Dataset entries on figures
____________________

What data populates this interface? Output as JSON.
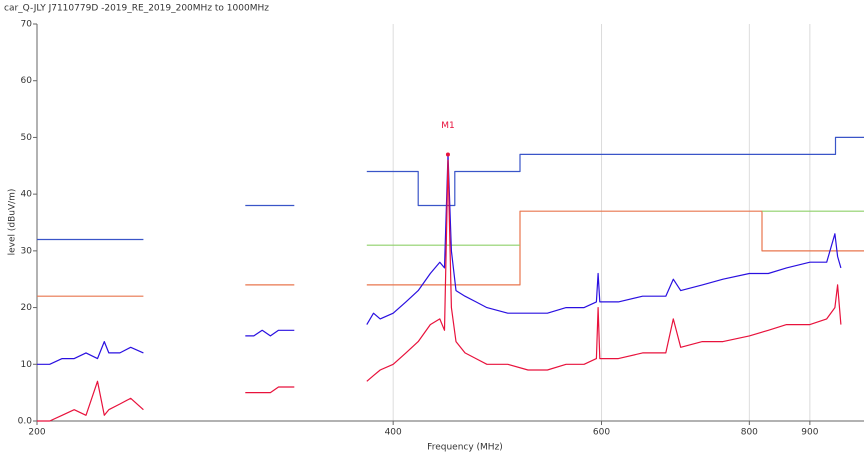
{
  "chart_data": {
    "type": "line",
    "title": "car_Q-JLY J7110779D -2019_RE_2019_200MHz to 1000MHz",
    "x_label": "Frequency (MHz)",
    "y_label": "level (dBuV/m)",
    "xscale": "log",
    "xlim": [
      200,
      1000
    ],
    "xticks": [
      200,
      400,
      600,
      800,
      900
    ],
    "ylim": [
      0,
      70
    ],
    "yticks": [
      {
        "value": 0,
        "label": "0.0"
      },
      10,
      20,
      30,
      40,
      50,
      60,
      70
    ],
    "grid": "x",
    "series": [
      {
        "color": "#3a55c8",
        "x": [
          200,
          246,
          null,
          300,
          330,
          null,
          380,
          420,
          420,
          451,
          451,
          512,
          512,
          946,
          946,
          1000
        ],
        "values": [
          32,
          32,
          null,
          38,
          38,
          null,
          44,
          44,
          38,
          38,
          44,
          44,
          47,
          47,
          50,
          50
        ]
      },
      {
        "color": "#e8764e",
        "x": [
          200,
          246,
          null,
          300,
          330,
          null,
          380,
          512,
          512,
          820,
          820,
          1000
        ],
        "values": [
          22,
          22,
          null,
          24,
          24,
          null,
          24,
          24,
          37,
          37,
          30,
          30
        ]
      },
      {
        "color": "#8fd06a",
        "x": [
          380,
          512,
          null,
          820,
          1000
        ],
        "values": [
          31,
          31,
          null,
          37,
          37
        ]
      },
      {
        "color": "#2a10e0",
        "x": [
          200,
          205,
          210,
          215,
          220,
          225,
          228,
          230,
          235,
          240,
          246,
          null,
          300,
          305,
          310,
          315,
          320,
          325,
          330,
          null,
          380,
          385,
          390,
          400,
          410,
          420,
          430,
          438,
          442,
          445,
          448,
          452,
          460,
          470,
          480,
          500,
          520,
          540,
          560,
          580,
          594,
          596,
          598,
          620,
          650,
          680,
          690,
          700,
          730,
          760,
          800,
          830,
          860,
          900,
          930,
          945,
          950,
          956
        ],
        "values": [
          10,
          10,
          11,
          11,
          12,
          11,
          14,
          12,
          12,
          13,
          12,
          null,
          15,
          15,
          16,
          15,
          16,
          16,
          16,
          null,
          17,
          19,
          18,
          19,
          21,
          23,
          26,
          28,
          27,
          47,
          30,
          23,
          22,
          21,
          20,
          19,
          19,
          19,
          20,
          20,
          21,
          26,
          21,
          21,
          22,
          22,
          25,
          23,
          24,
          25,
          26,
          26,
          27,
          28,
          28,
          33,
          29,
          27
        ]
      },
      {
        "color": "#e8123c",
        "x": [
          200,
          205,
          210,
          215,
          220,
          225,
          228,
          230,
          235,
          240,
          246,
          null,
          300,
          305,
          310,
          315,
          320,
          325,
          330,
          null,
          380,
          385,
          390,
          400,
          410,
          420,
          430,
          438,
          442,
          445,
          448,
          452,
          460,
          470,
          480,
          500,
          520,
          540,
          560,
          580,
          594,
          596,
          598,
          620,
          650,
          680,
          690,
          700,
          730,
          760,
          800,
          830,
          860,
          900,
          930,
          945,
          950,
          956
        ],
        "values": [
          0,
          0,
          1,
          2,
          1,
          7,
          1,
          2,
          3,
          4,
          2,
          null,
          5,
          5,
          5,
          5,
          6,
          6,
          6,
          null,
          7,
          8,
          9,
          10,
          12,
          14,
          17,
          18,
          16,
          46,
          20,
          14,
          12,
          11,
          10,
          10,
          9,
          9,
          10,
          10,
          11,
          20,
          11,
          11,
          12,
          12,
          18,
          13,
          14,
          14,
          15,
          16,
          17,
          17,
          18,
          20,
          24,
          17
        ]
      }
    ],
    "markers": [
      {
        "label": "M1",
        "x": 445,
        "y": 47,
        "color": "#e8123c"
      }
    ]
  }
}
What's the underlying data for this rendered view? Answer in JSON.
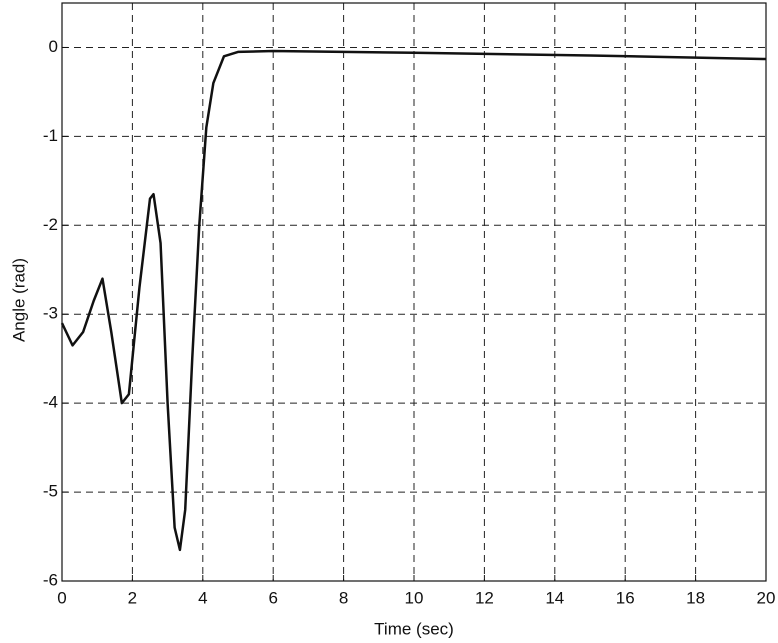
{
  "chart_data": {
    "type": "line",
    "xlabel": "Time (sec)",
    "ylabel": "Angle (rad)",
    "x": [
      0,
      0.3,
      0.6,
      0.9,
      1.15,
      1.4,
      1.7,
      1.9,
      2.2,
      2.5,
      2.6,
      2.8,
      3.0,
      3.2,
      3.35,
      3.5,
      3.7,
      3.9,
      4.1,
      4.3,
      4.6,
      5.0,
      6,
      10,
      15,
      20
    ],
    "values": [
      -3.1,
      -3.35,
      -3.2,
      -2.85,
      -2.6,
      -3.2,
      -4.0,
      -3.9,
      -2.7,
      -1.7,
      -1.65,
      -2.2,
      -4.0,
      -5.4,
      -5.65,
      -5.2,
      -3.5,
      -2.0,
      -0.9,
      -0.4,
      -0.1,
      -0.05,
      -0.04,
      -0.06,
      -0.09,
      -0.13
    ],
    "color": "#111111",
    "xlim": [
      0,
      20
    ],
    "xticks": [
      0,
      2,
      4,
      6,
      8,
      10,
      12,
      14,
      16,
      18,
      20
    ],
    "ylim": [
      -6,
      0.5
    ],
    "yticks": [
      -6,
      -5,
      -4,
      -3,
      -2,
      -1,
      0
    ],
    "grid": true
  }
}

____________________

_STATED PROBLEM_
Transcribe the records above exactly, omitting every picture they contain.

_FINAL ANSWER_
What data populates this interface? Output as JSON.
{
  "chart_data": {
    "type": "line",
    "title": "car_Q-JLY J7110779D -2019_RE_2019_200MHz to 1000MHz",
    "x_label": "Frequency (MHz)",
    "y_label": "level (dBuV/m)",
    "xscale": "log",
    "xlim": [
      200,
      1000
    ],
    "xticks": [
      200,
      400,
      600,
      800,
      900
    ],
    "ylim": [
      0,
      70
    ],
    "yticks": [
      {
        "value": 0,
        "label": "0.0"
      },
      10,
      20,
      30,
      40,
      50,
      60,
      70
    ],
    "grid": "x",
    "series": [
      {
        "color": "#3a55c8",
        "x": [
          200,
          246,
          null,
          300,
          330,
          null,
          380,
          420,
          420,
          451,
          451,
          512,
          512,
          946,
          946,
          1000
        ],
        "values": [
          32,
          32,
          null,
          38,
          38,
          null,
          44,
          44,
          38,
          38,
          44,
          44,
          47,
          47,
          50,
          50
        ]
      },
      {
        "color": "#e8764e",
        "x": [
          200,
          246,
          null,
          300,
          330,
          null,
          380,
          512,
          512,
          820,
          820,
          1000
        ],
        "values": [
          22,
          22,
          null,
          24,
          24,
          null,
          24,
          24,
          37,
          37,
          30,
          30
        ]
      },
      {
        "color": "#8fd06a",
        "x": [
          380,
          512,
          null,
          820,
          1000
        ],
        "values": [
          31,
          31,
          null,
          37,
          37
        ]
      },
      {
        "color": "#2a10e0",
        "x": [
          200,
          205,
          210,
          215,
          220,
          225,
          228,
          230,
          235,
          240,
          246,
          null,
          300,
          305,
          310,
          315,
          320,
          325,
          330,
          null,
          380,
          385,
          390,
          400,
          410,
          420,
          430,
          438,
          442,
          445,
          448,
          452,
          460,
          470,
          480,
          500,
          520,
          540,
          560,
          580,
          594,
          596,
          598,
          620,
          650,
          680,
          690,
          700,
          730,
          760,
          800,
          830,
          860,
          900,
          930,
          945,
          950,
          956
        ],
        "values": [
          10,
          10,
          11,
          11,
          12,
          11,
          14,
          12,
          12,
          13,
          12,
          null,
          15,
          15,
          16,
          15,
          16,
          16,
          16,
          null,
          17,
          19,
          18,
          19,
          21,
          23,
          26,
          28,
          27,
          47,
          30,
          23,
          22,
          21,
          20,
          19,
          19,
          19,
          20,
          20,
          21,
          26,
          21,
          21,
          22,
          22,
          25,
          23,
          24,
          25,
          26,
          26,
          27,
          28,
          28,
          33,
          29,
          27
        ]
      },
      {
        "color": "#e8123c",
        "x": [
          200,
          205,
          210,
          215,
          220,
          225,
          228,
          230,
          235,
          240,
          246,
          null,
          300,
          305,
          310,
          315,
          320,
          325,
          330,
          null,
          380,
          385,
          390,
          400,
          410,
          420,
          430,
          438,
          442,
          445,
          448,
          452,
          460,
          470,
          480,
          500,
          520,
          540,
          560,
          580,
          594,
          596,
          598,
          620,
          650,
          680,
          690,
          700,
          730,
          760,
          800,
          830,
          860,
          900,
          930,
          945,
          950,
          956
        ],
        "values": [
          0,
          0,
          1,
          2,
          1,
          7,
          1,
          2,
          3,
          4,
          2,
          null,
          5,
          5,
          5,
          5,
          6,
          6,
          6,
          null,
          7,
          8,
          9,
          10,
          12,
          14,
          17,
          18,
          16,
          46,
          20,
          14,
          12,
          11,
          10,
          10,
          9,
          9,
          10,
          10,
          11,
          20,
          11,
          11,
          12,
          12,
          18,
          13,
          14,
          14,
          15,
          16,
          17,
          17,
          18,
          20,
          24,
          17
        ]
      }
    ],
    "markers": [
      {
        "label": "M1",
        "x": 445,
        "y": 47,
        "color": "#e8123c"
      }
    ]
  }
}
What's the underlying data for this rendered view? Answer in JSON.
{
  "chart_data": {
    "type": "line",
    "xlabel": "Time (sec)",
    "ylabel": "Angle (rad)",
    "x": [
      0,
      0.3,
      0.6,
      0.9,
      1.15,
      1.4,
      1.7,
      1.9,
      2.2,
      2.5,
      2.6,
      2.8,
      3.0,
      3.2,
      3.35,
      3.5,
      3.7,
      3.9,
      4.1,
      4.3,
      4.6,
      5.0,
      6,
      10,
      15,
      20
    ],
    "values": [
      -3.1,
      -3.35,
      -3.2,
      -2.85,
      -2.6,
      -3.2,
      -4.0,
      -3.9,
      -2.7,
      -1.7,
      -1.65,
      -2.2,
      -4.0,
      -5.4,
      -5.65,
      -5.2,
      -3.5,
      -2.0,
      -0.9,
      -0.4,
      -0.1,
      -0.05,
      -0.04,
      -0.06,
      -0.09,
      -0.13
    ],
    "color": "#111111",
    "xlim": [
      0,
      20
    ],
    "xticks": [
      0,
      2,
      4,
      6,
      8,
      10,
      12,
      14,
      16,
      18,
      20
    ],
    "ylim": [
      -6,
      0.5
    ],
    "yticks": [
      -6,
      -5,
      -4,
      -3,
      -2,
      -1,
      0
    ],
    "grid": true
  }
}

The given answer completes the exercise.